- [The exercise]:
Out of the lines in this data, how many include "deciden"? Give the number and nothing else.

═══ Given data

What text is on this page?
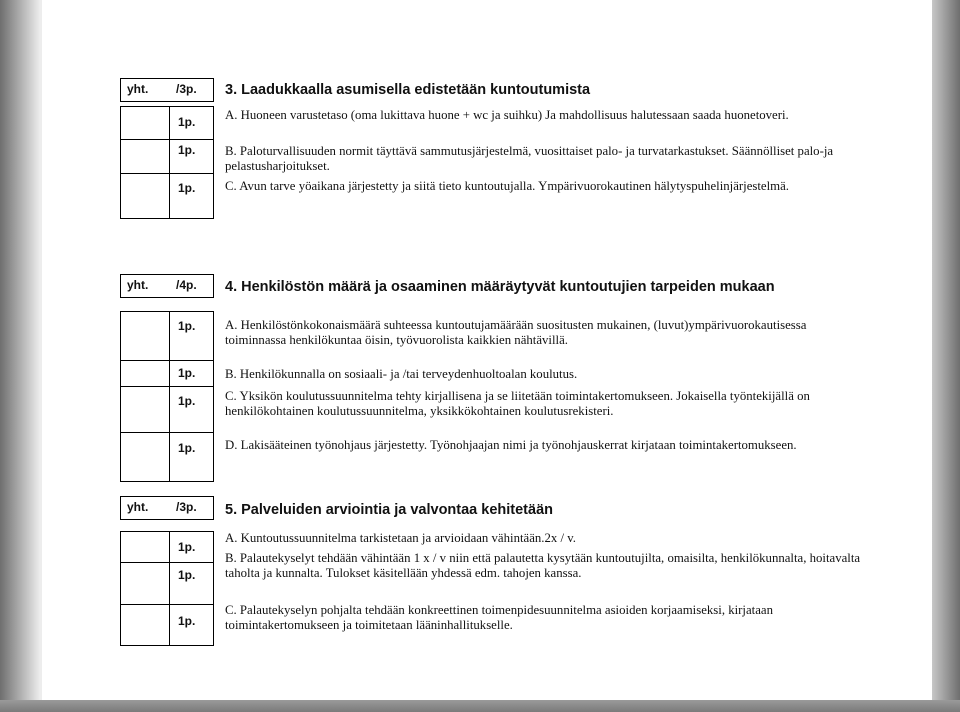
yht. /3p. 3. Laadukkaalla asumisella edistetään kuntoutumista
1p.
1p.
1p.
A. Huoneen varustetaso (oma lukittava huone + wc ja suihku) Ja mahdollisuus halutessaan saada huonetoveri.
B. Paloturvallisuuden normit täyttävä sammutusjärjestelmä, vuosittaiset palo- ja turvatarkastukset. Säännölliset palo-ja pelastusharjoitukset.
C. Avun tarve yöaikana järjestetty ja siitä tieto kuntoutujalla. Ympärivuorokautinen hälytyspuhelinjärjestelmä.
yht. /4p. 4. Henkilöstön määrä ja osaaminen määräytyvät kuntoutujien tarpeiden mukaan
1p.
1p.
1p.
1p.
A. Henkilöstönkokonaismäärä suhteessa kuntoutujamäärään suositusten mukainen, (luvut)ympärivuorokautisessa toiminnassa henkilökuntaa öisin, työvuorolista kaikkien nähtävillä.
B. Henkilökunnalla on sosiaali- ja /tai terveydenhuoltoalan koulutus.
C. Yksikön koulutussuunnitelma tehty kirjallisena ja se liitetään toimintakertomukseen. Jokaisella työntekijällä on henkilökohtainen koulutussuunnitelma, yksikkökohtainen koulutusrekisteri.
D. Lakisääteinen työnohjaus järjestetty. Työnohjaajan nimi ja työnohjauskerrat kirjataan toimintakertomukseen.
yht. /3p. 5. Palveluiden arviointia ja valvontaa kehitetään
1p.
1p.
1p.
A. Kuntoutussuunnitelma tarkistetaan ja arvioidaan vähintään.2x / v.
B. Palautekyselyt tehdään vähintään 1 x / v niin että palautetta kysytään kuntoutujilta, omaisilta, henkilökunnalta, hoitavalta taholta ja kunnalta. Tulokset käsitellään yhdessä edm. tahojen kanssa.
C. Palautekyselyn pohjalta tehdään konkreettinen toimenpidesuunnitelma asioiden korjaamiseksi, kirjataan toimintakertomukseen ja toimitetaan lääninhallitukselle.
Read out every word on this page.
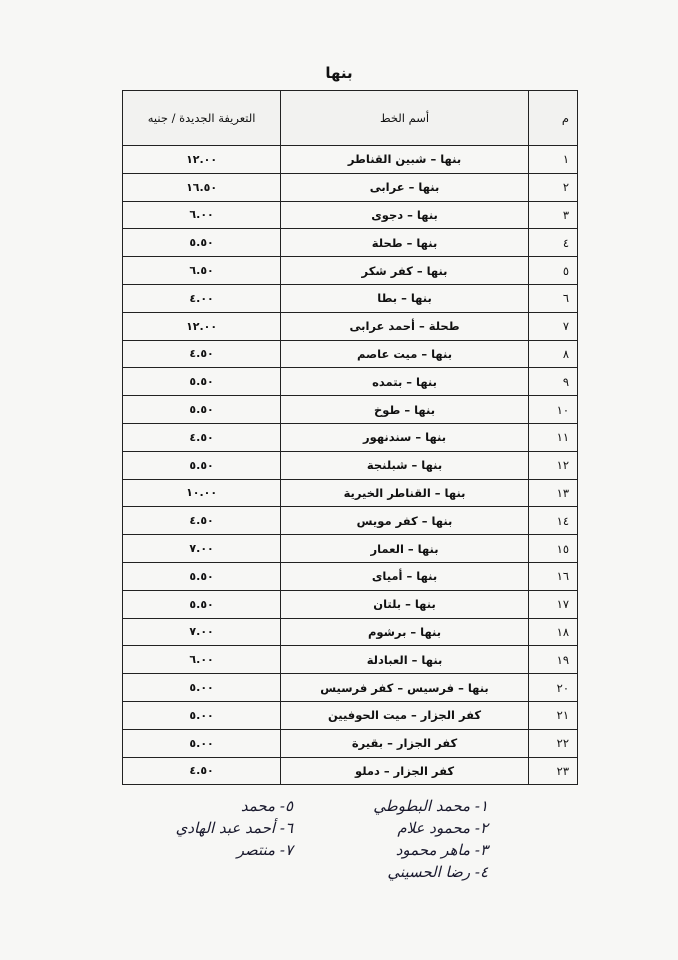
بنها
م	أسم الخط	التعريفة الجديدة / جنيه
١	بنها – شبين القناطر	١٢.٠٠
٢	بنها – عرابى	١٦.٥٠
٣	بنها – دجوى	٦.٠٠
٤	بنها – طحلة	٥.٥٠
٥	بنها – كفر شكر	٦.٥٠
٦	بنها – بطا	٤.٠٠
٧	طحلة – أحمد عرابى	١٢.٠٠
٨	بنها – ميت عاصم	٤.٥٠
٩	بنها – بتمده	٥.٥٠
١٠	بنها – طوخ	٥.٥٠
١١	بنها – سندنهور	٤.٥٠
١٢	بنها – شبلنجة	٥.٥٠
١٣	بنها – القناطر الخيرية	١٠.٠٠
١٤	بنها – كفر مويس	٤.٥٠
١٥	بنها – العمار	٧.٠٠
١٦	بنها – أمياى	٥.٥٠
١٧	بنها – بلتان	٥.٥٠
١٨	بنها – برشوم	٧.٠٠
١٩	بنها – العبادلة	٦.٠٠
٢٠	بنها – فرسيس – كفر فرسيس	٥.٠٠
٢١	كفر الجزار – ميت الحوفيين	٥.٠٠
٢٢	كفر الجزار – بقيرة	٥.٠٠
٢٣	كفر الجزار – دملو	٤.٥٠
١- محمد البطوطي
٢- محمود علام
٣- ماهر محمود
٤- رضا الحسيني
٥- محمد
٦- أحمد عبد الهادي
٧- منتصر
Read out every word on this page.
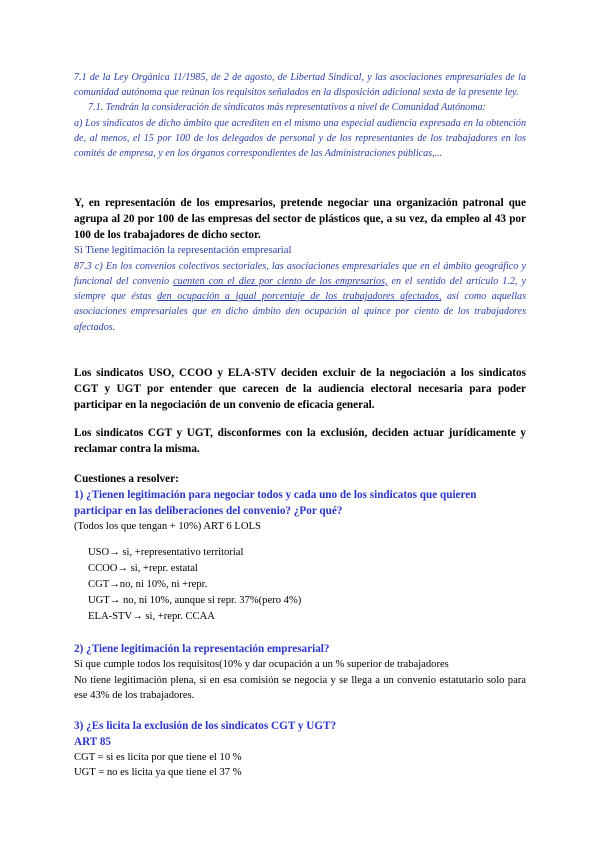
7.1 de la Ley Orgánica 11/1985, de 2 de agosto, de Libertad Sindical, y las asociaciones empresariales de la comunidad autónoma que reúnan los requisitos señalados en la disposición adicional sexta de la presente ley.

7.1. Tendrán la consideración de sindicatos más representativos a nivel de Comunidad Autónoma:

a) Los sindicatos de dicho ámbito que acrediten en el mismo una especial audiencia expresada en la obtención de, al menos, el 15 por 100 de los delegados de personal y de los representantes de los trabajadores en los comités de empresa, y en los órganos correspondientes de las Administraciones públicas,...

Y, en representación de los empresarios, pretende negociar una organización patronal que agrupa al 20 por 100 de las empresas del sector de plásticos que, a su vez, da empleo al 43 por 100 de los trabajadores de dicho sector.

Si Tiene legitimación la representación empresarial

87.3 c) En los convenios colectivos sectoriales, las asociaciones empresariales que en el ámbito geográfico y funcional del convenio cuenten con el diez por ciento de los empresarios, en el sentido del artículo 1.2, y siempre que éstas den ocupación a igual porcentaje de los trabajadores afectados, así como aquellas asociaciones empresariales que en dicho ámbito den ocupación al quince por ciento de los trabajadores afectados.

Los sindicatos USO, CCOO y ELA-STV deciden excluir de la negociación a los sindicatos CGT y UGT por entender que carecen de la audiencia electoral necesaria para poder participar en la negociación de un convenio de eficacia general.

Los sindicatos CGT y UGT, disconformes con la exclusión, deciden actuar jurídicamente y reclamar contra la misma.

Cuestiones a resolver:

1) ¿Tienen legitimación para negociar todos y cada uno de los sindicatos que quieren participar en las deliberaciones del convenio? ¿Por qué?

(Todos los que tengan + 10%) ART 6 LOLS

USO→ si, +representativo territorial

CCOO→ si, +repr. estatal

CGT→no, ni 10%, ni +repr.

UGT→ no, ni 10%, aunque si repr. 37%(pero 4%)

ELA-STV→ si, +repr. CCAA

2) ¿Tiene legitimación la representación empresarial?

Si que cumple todos los requisitos(10% y dar ocupación a un % superior de trabajadores

No tiene legitimación plena, si en esa comisión se negocia y se llega a un convenio estatutario solo para ese 43% de los trabajadores.

3) ¿Es licita la exclusión de los sindicatos CGT y UGT?

ART 85

CGT = si es licita por que tiene el 10 %

UGT = no es licita ya que tiene el 37 %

══════

- [Solution to this problem]:
2